▶ [Records for processing]:
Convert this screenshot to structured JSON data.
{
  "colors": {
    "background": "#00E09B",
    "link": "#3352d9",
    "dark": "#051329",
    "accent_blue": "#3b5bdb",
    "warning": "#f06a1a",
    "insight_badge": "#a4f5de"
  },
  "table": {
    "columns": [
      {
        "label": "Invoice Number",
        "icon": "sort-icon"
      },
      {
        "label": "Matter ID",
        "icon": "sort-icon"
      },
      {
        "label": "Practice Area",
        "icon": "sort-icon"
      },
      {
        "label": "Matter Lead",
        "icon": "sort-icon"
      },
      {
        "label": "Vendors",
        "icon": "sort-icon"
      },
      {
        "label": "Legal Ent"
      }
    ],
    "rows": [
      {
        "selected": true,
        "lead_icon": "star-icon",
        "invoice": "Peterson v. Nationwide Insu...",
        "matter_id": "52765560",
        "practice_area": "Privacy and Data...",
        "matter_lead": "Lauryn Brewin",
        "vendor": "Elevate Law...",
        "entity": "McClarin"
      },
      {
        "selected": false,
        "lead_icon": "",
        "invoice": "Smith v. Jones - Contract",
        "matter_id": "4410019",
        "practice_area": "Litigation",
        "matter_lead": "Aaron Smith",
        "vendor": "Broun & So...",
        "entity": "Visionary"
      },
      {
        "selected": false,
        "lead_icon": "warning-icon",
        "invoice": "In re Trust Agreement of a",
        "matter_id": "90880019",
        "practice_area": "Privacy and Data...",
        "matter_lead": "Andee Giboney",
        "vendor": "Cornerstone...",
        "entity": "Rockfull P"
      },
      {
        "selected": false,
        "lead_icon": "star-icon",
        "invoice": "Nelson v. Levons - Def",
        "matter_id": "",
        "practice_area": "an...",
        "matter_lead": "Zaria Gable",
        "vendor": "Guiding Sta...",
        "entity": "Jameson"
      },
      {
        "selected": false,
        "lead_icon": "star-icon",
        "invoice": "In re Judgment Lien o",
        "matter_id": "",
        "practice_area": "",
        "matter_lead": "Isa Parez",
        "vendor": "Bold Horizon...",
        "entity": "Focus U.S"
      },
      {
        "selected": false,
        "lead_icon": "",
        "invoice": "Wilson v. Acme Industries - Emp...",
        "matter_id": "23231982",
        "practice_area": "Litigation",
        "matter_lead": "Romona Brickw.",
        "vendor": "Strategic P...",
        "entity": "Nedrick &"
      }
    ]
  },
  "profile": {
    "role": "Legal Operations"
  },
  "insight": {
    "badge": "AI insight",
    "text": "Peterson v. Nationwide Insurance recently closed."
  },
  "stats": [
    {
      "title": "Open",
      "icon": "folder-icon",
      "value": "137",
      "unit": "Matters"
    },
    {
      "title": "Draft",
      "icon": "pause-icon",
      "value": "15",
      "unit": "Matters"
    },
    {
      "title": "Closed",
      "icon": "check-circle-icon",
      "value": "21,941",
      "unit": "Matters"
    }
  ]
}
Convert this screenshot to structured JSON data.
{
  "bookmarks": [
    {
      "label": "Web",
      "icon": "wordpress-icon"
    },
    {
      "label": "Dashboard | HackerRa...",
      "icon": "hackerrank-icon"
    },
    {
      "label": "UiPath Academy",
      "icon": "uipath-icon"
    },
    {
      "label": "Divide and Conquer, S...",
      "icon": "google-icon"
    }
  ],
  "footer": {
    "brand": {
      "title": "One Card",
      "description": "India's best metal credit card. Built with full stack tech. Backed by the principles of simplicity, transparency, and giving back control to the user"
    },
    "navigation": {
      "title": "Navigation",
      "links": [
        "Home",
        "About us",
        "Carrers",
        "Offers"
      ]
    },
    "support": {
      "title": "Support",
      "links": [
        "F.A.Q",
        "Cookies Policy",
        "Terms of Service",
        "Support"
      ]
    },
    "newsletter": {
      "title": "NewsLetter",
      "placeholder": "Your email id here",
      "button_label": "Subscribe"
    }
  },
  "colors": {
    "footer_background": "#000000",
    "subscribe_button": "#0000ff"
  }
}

▶ [Exercise prompt]: Look through the entries above for the word "warning". Copy every line where it shows up.

▶ [The answer]:
    "warning": "#f06a1a",
        "lead_icon": "warning-icon",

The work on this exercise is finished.